- Your instructions -
Could you print every line of the material below word for word, with nothing changed?

Some records:
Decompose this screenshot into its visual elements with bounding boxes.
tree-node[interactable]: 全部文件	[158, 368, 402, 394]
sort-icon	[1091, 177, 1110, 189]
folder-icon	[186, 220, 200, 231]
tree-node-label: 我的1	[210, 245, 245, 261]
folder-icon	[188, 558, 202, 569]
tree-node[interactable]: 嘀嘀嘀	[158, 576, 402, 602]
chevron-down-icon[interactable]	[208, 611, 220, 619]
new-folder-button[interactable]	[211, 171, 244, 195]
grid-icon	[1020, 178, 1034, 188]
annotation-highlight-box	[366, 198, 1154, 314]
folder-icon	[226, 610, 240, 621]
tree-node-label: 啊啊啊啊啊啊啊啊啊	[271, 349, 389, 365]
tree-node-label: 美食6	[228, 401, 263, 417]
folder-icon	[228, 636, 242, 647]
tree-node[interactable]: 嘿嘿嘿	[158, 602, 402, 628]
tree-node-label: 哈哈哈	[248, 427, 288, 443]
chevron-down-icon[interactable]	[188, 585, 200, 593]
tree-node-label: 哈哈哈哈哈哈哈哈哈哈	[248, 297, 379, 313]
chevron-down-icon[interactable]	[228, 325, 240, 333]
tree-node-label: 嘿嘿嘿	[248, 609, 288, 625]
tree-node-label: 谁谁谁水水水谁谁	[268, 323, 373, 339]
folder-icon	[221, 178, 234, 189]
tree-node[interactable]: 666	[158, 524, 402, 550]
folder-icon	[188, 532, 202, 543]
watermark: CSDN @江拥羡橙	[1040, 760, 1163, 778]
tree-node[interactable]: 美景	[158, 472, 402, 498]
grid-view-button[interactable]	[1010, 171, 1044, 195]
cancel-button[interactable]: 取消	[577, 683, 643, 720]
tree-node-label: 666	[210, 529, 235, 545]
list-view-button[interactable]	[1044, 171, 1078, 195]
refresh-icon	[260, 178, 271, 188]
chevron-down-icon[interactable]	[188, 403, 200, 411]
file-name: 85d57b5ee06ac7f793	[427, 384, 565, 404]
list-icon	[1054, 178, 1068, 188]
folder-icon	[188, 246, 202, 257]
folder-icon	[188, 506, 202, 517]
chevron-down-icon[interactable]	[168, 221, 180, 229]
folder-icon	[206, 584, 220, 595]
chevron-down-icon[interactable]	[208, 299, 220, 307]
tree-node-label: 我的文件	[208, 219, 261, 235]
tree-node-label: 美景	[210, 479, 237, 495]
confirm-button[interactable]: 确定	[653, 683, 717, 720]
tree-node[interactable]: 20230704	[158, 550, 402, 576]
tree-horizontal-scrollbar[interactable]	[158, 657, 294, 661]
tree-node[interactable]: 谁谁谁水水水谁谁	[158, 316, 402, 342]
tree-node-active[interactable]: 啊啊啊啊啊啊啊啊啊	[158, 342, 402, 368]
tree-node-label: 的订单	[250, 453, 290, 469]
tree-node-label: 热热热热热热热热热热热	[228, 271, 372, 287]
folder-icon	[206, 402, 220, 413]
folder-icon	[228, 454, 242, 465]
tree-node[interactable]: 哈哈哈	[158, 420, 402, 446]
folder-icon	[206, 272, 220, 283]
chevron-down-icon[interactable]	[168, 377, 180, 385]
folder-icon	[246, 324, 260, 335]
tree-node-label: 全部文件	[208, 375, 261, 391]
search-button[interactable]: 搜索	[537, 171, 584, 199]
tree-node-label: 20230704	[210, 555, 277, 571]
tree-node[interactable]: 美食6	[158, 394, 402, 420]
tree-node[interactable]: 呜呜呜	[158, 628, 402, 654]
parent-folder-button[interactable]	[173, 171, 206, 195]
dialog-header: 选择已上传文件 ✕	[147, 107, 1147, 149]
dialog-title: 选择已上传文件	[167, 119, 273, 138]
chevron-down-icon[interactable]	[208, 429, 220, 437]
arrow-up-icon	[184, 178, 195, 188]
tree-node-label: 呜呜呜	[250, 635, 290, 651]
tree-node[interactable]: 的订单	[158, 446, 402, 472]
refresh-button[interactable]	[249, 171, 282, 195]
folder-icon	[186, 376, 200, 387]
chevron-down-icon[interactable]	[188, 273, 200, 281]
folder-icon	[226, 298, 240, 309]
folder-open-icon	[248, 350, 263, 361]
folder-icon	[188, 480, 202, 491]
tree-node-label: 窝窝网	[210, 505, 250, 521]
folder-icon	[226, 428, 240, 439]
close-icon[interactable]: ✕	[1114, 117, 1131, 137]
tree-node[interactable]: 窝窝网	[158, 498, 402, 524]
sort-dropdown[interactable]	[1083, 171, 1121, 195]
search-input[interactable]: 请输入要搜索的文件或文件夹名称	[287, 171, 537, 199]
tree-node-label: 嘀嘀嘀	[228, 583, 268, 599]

- Solution to this problem -
Decompose this screenshot into its visual elements with bounding boxes.
tree-node[interactable]: 全部文件	[158, 368, 402, 394]
sort-icon	[1091, 177, 1110, 189]
folder-icon	[186, 220, 200, 231]
tree-node-label: 我的1	[210, 245, 245, 261]
folder-icon	[188, 558, 202, 569]
tree-node[interactable]: 嘀嘀嘀	[158, 576, 402, 602]
chevron-down-icon[interactable]	[208, 611, 220, 619]
new-folder-button[interactable]	[211, 171, 244, 195]
grid-icon	[1020, 178, 1034, 188]
annotation-highlight-box	[366, 198, 1154, 314]
folder-icon	[226, 610, 240, 621]
tree-node-label: 啊啊啊啊啊啊啊啊啊	[271, 349, 389, 365]
tree-node-label: 美食6	[228, 401, 263, 417]
folder-icon	[228, 636, 242, 647]
tree-node[interactable]: 嘿嘿嘿	[158, 602, 402, 628]
tree-node-label: 哈哈哈	[248, 427, 288, 443]
chevron-down-icon[interactable]	[188, 585, 200, 593]
tree-node-label: 哈哈哈哈哈哈哈哈哈哈	[248, 297, 379, 313]
chevron-down-icon[interactable]	[228, 325, 240, 333]
tree-node-label: 嘿嘿嘿	[248, 609, 288, 625]
tree-node-label: 谁谁谁水水水谁谁	[268, 323, 373, 339]
folder-icon	[221, 178, 234, 189]
tree-node[interactable]: 666	[158, 524, 402, 550]
folder-icon	[188, 532, 202, 543]
watermark: CSDN @江拥羡橙	[1040, 760, 1163, 778]
tree-node[interactable]: 美景	[158, 472, 402, 498]
grid-view-button[interactable]	[1010, 171, 1044, 195]
cancel-button[interactable]: 取消	[577, 683, 643, 720]
tree-node-label: 666	[210, 529, 235, 545]
list-view-button[interactable]	[1044, 171, 1078, 195]
refresh-icon	[260, 178, 271, 188]
chevron-down-icon[interactable]	[188, 403, 200, 411]
file-name: 85d57b5ee06ac7f793	[427, 384, 565, 404]
list-icon	[1054, 178, 1068, 188]
folder-icon	[188, 246, 202, 257]
folder-icon	[188, 506, 202, 517]
chevron-down-icon[interactable]	[168, 221, 180, 229]
folder-icon	[206, 584, 220, 595]
chevron-down-icon[interactable]	[208, 299, 220, 307]
tree-node-label: 我的文件	[208, 219, 261, 235]
tree-node-label: 美景	[210, 479, 237, 495]
confirm-button[interactable]: 确定	[653, 683, 717, 720]
tree-node[interactable]: 20230704	[158, 550, 402, 576]
tree-horizontal-scrollbar[interactable]	[158, 657, 294, 661]
tree-node[interactable]: 谁谁谁水水水谁谁	[158, 316, 402, 342]
tree-node-active[interactable]: 啊啊啊啊啊啊啊啊啊	[158, 342, 402, 368]
tree-node-label: 的订单	[250, 453, 290, 469]
tree-node-label: 热热热热热热热热热热热	[228, 271, 372, 287]
folder-icon	[206, 402, 220, 413]
folder-icon	[228, 454, 242, 465]
tree-node[interactable]: 哈哈哈	[158, 420, 402, 446]
folder-icon	[206, 272, 220, 283]
chevron-down-icon[interactable]	[168, 377, 180, 385]
folder-icon	[246, 324, 260, 335]
tree-node-label: 全部文件	[208, 375, 261, 391]
search-button[interactable]: 搜索	[537, 171, 584, 199]
tree-node-label: 20230704	[210, 555, 277, 571]
tree-node[interactable]: 美食6	[158, 394, 402, 420]
tree-node[interactable]: 呜呜呜	[158, 628, 402, 654]
parent-folder-button[interactable]	[173, 171, 206, 195]
dialog-header: 选择已上传文件 ✕	[147, 107, 1147, 149]
dialog-title: 选择已上传文件	[167, 119, 273, 138]
chevron-down-icon[interactable]	[208, 429, 220, 437]
arrow-up-icon	[184, 178, 195, 188]
tree-node-label: 呜呜呜	[250, 635, 290, 651]
tree-node[interactable]: 的订单	[158, 446, 402, 472]
refresh-button[interactable]	[249, 171, 282, 195]
folder-icon	[186, 376, 200, 387]
chevron-down-icon[interactable]	[188, 273, 200, 281]
folder-icon	[226, 298, 240, 309]
folder-open-icon	[248, 350, 263, 361]
folder-icon	[188, 480, 202, 491]
tree-node-label: 窝窝网	[210, 505, 250, 521]
folder-icon	[226, 428, 240, 439]
close-icon[interactable]: ✕	[1114, 117, 1131, 137]
tree-node[interactable]: 窝窝网	[158, 498, 402, 524]
sort-dropdown[interactable]	[1083, 171, 1121, 195]
search-input[interactable]: 请输入要搜索的文件或文件夹名称	[287, 171, 537, 199]
tree-node-label: 嘀嘀嘀	[228, 583, 268, 599]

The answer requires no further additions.